- **OBJECTIVE**:
Using the listing below, select the lines with the word "name" and copy them.

=-=-=

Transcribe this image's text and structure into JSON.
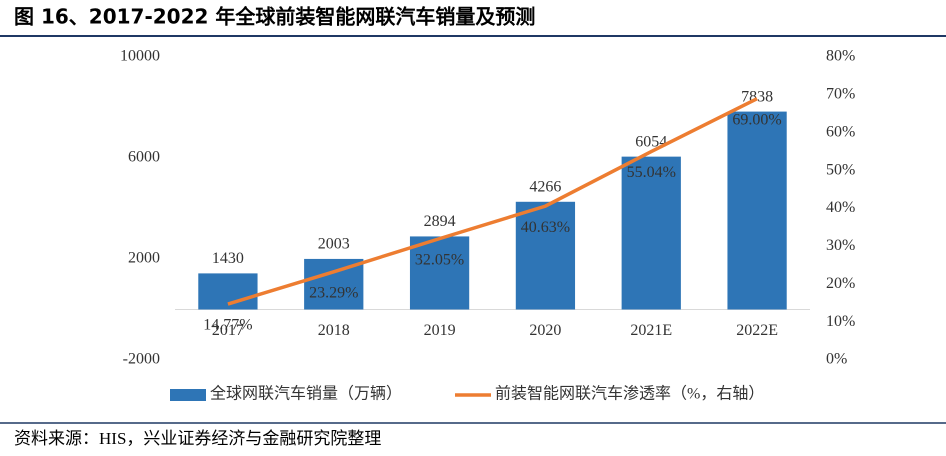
{
  "chart_data": {
    "type": "bar",
    "title": "图 16、2017-2022 年全球前装智能网联汽车销量及预测",
    "source": "资料来源：HIS，兴业证券经济与金融研究院整理",
    "categories": [
      "2017",
      "2018",
      "2019",
      "2020",
      "2021E",
      "2022E"
    ],
    "series": [
      {
        "name": "全球网联汽车销量（万辆）",
        "type": "bar",
        "color": "#2e75b6",
        "values": [
          1430,
          2003,
          2894,
          4266,
          6054,
          7838
        ]
      },
      {
        "name": "前装智能网联汽车渗透率（%，右轴）",
        "type": "line",
        "axis": "y2",
        "color": "#ed7d31",
        "values": [
          14.77,
          23.29,
          32.05,
          40.63,
          55.04,
          69.0
        ],
        "value_labels": [
          "14.77%",
          "23.29%",
          "32.05%",
          "40.63%",
          "55.04%",
          "69.00%"
        ]
      }
    ],
    "ylim": [
      -2000,
      10000
    ],
    "yticks": [
      -2000,
      2000,
      6000,
      10000
    ],
    "y2lim": [
      0,
      80
    ],
    "y2ticks": [
      {
        "value": 0,
        "label": "0%"
      },
      {
        "value": 10,
        "label": "10%"
      },
      {
        "value": 20,
        "label": "20%"
      },
      {
        "value": 30,
        "label": "30%"
      },
      {
        "value": 40,
        "label": "40%"
      },
      {
        "value": 50,
        "label": "50%"
      },
      {
        "value": 60,
        "label": "60%"
      },
      {
        "value": 70,
        "label": "70%"
      },
      {
        "value": 80,
        "label": "80%"
      }
    ],
    "grid": false
  }
}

=-=-=

- **FINAL RESULT**:
        "name": "全球网联汽车销量（万辆）",
        "name": "前装智能网联汽车渗透率（%，右轴）",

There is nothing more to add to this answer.